BEGIN DATA RECORDS

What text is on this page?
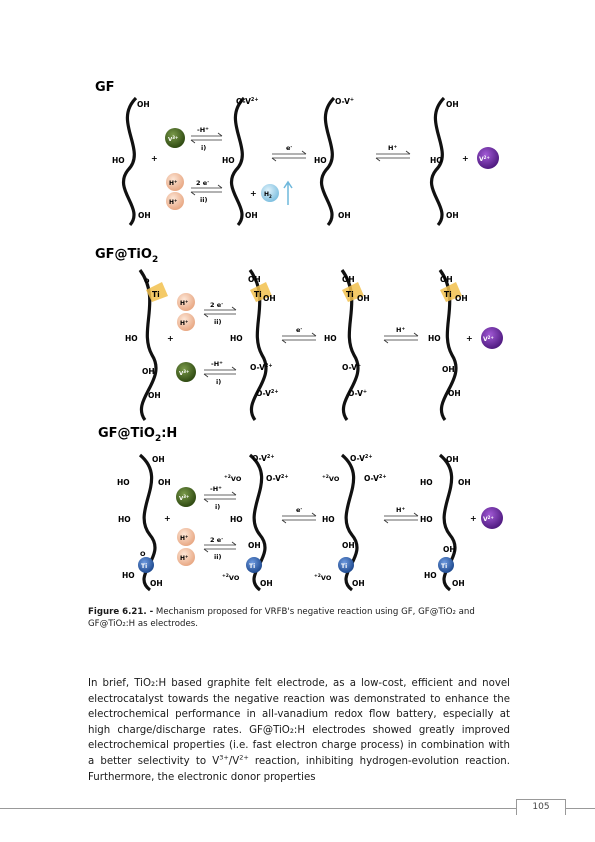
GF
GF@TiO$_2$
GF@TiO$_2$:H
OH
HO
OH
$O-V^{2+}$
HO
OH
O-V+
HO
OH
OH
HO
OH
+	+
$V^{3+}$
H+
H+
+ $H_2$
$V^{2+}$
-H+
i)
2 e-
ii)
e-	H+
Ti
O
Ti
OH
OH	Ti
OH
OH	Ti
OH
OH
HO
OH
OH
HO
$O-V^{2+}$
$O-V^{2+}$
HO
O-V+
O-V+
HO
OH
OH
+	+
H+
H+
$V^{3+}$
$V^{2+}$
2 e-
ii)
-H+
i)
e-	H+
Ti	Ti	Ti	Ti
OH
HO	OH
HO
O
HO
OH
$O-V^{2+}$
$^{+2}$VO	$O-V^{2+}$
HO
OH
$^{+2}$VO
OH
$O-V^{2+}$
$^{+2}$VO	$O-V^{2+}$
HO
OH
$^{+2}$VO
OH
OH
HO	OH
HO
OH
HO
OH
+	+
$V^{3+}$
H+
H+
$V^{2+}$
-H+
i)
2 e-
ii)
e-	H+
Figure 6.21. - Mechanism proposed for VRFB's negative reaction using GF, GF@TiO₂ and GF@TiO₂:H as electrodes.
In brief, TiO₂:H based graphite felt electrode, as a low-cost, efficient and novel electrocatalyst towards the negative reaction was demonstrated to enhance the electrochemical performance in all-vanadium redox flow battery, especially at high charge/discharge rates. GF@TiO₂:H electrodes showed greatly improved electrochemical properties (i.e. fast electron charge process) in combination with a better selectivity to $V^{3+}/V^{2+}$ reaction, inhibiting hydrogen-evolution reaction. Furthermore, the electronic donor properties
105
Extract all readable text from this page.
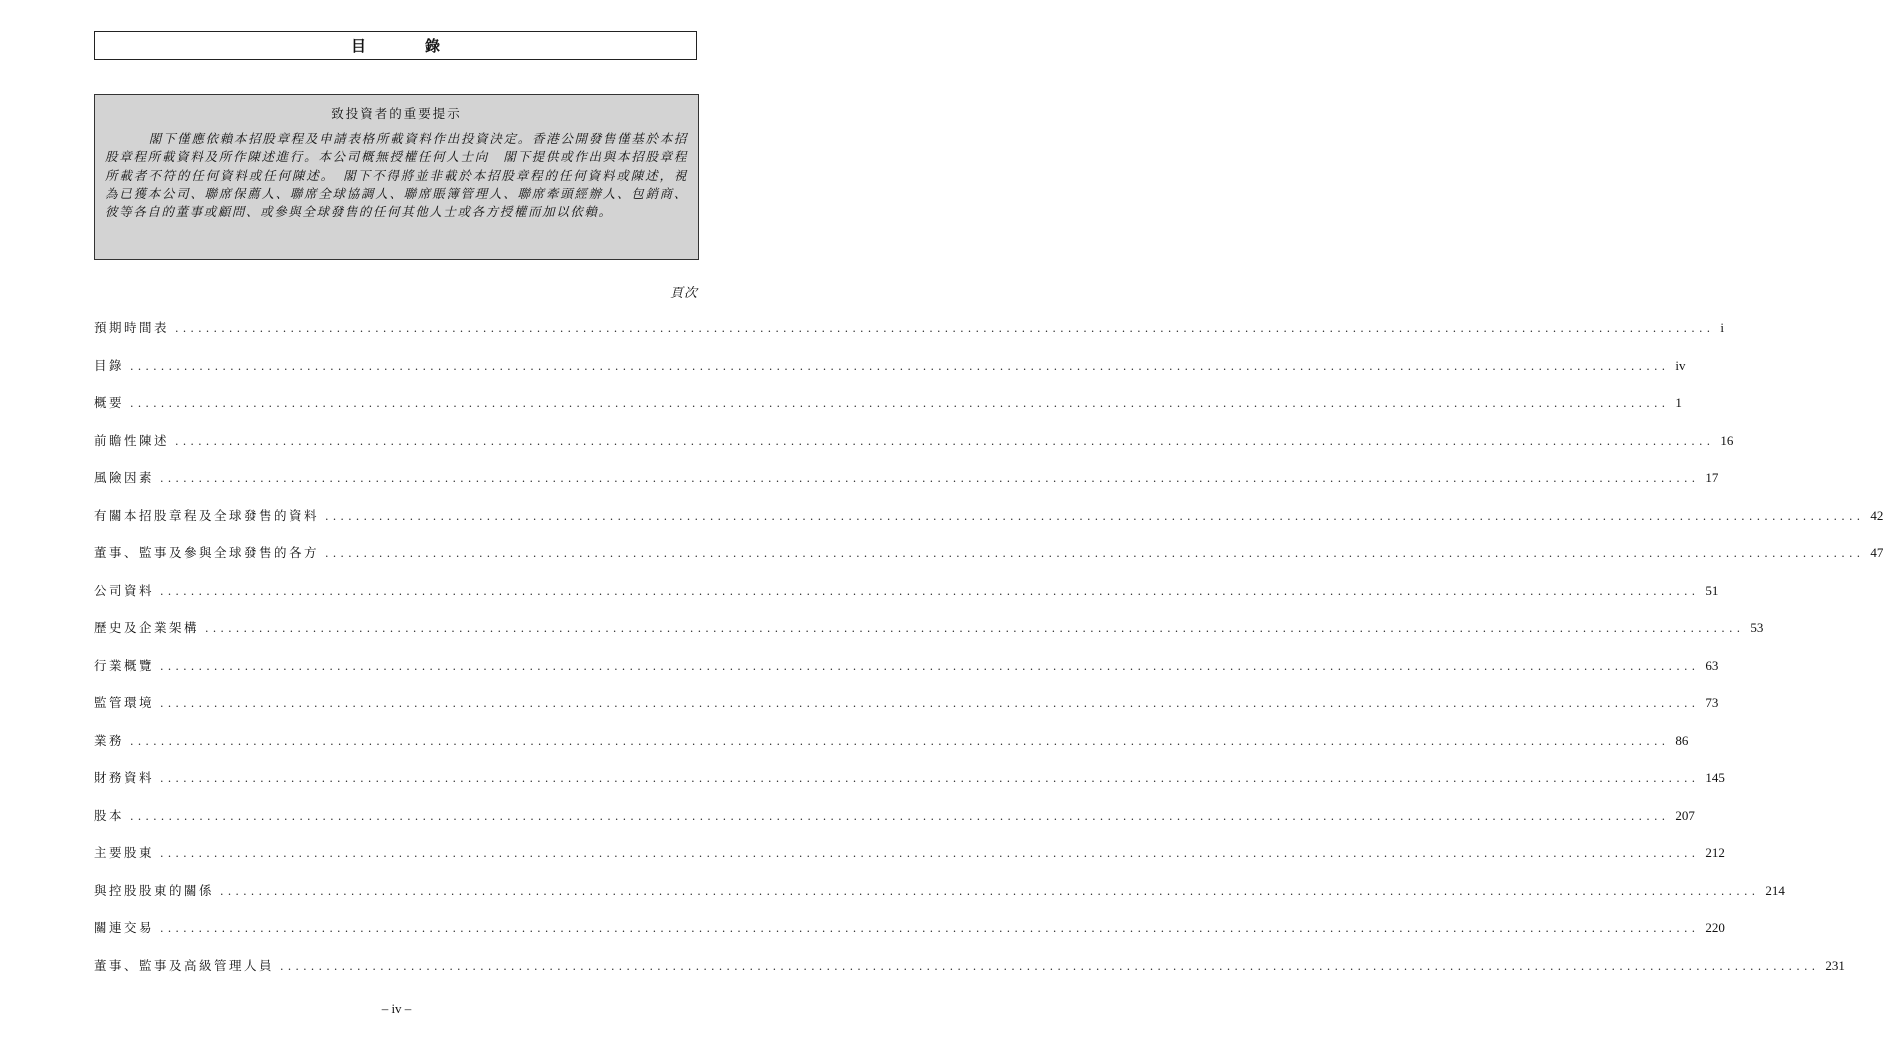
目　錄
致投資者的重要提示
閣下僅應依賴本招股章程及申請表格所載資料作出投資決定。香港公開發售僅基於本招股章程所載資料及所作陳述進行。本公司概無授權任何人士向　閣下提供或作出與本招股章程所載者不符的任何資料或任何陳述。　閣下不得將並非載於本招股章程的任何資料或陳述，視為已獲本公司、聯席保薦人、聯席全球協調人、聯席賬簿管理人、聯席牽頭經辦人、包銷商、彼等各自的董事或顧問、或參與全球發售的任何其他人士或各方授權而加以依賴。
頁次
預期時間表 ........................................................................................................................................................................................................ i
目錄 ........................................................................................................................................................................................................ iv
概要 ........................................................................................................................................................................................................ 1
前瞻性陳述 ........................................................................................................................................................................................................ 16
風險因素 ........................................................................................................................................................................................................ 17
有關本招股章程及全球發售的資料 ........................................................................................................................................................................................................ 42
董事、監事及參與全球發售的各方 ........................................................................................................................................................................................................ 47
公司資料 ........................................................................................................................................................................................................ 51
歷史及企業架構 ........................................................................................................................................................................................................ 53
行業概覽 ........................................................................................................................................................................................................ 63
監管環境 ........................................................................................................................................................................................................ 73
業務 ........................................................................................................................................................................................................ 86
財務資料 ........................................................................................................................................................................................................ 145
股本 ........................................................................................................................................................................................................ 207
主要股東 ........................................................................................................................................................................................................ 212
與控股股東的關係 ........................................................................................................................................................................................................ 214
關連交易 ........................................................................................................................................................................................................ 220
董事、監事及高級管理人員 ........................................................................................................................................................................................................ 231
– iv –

END DATA RECORDS

TASK STATEMENT = Write out every line of the preceding listing that contains "page".

REPLY TO THE EXERCISE =
What text is on this page?
Extract all readable text from this page.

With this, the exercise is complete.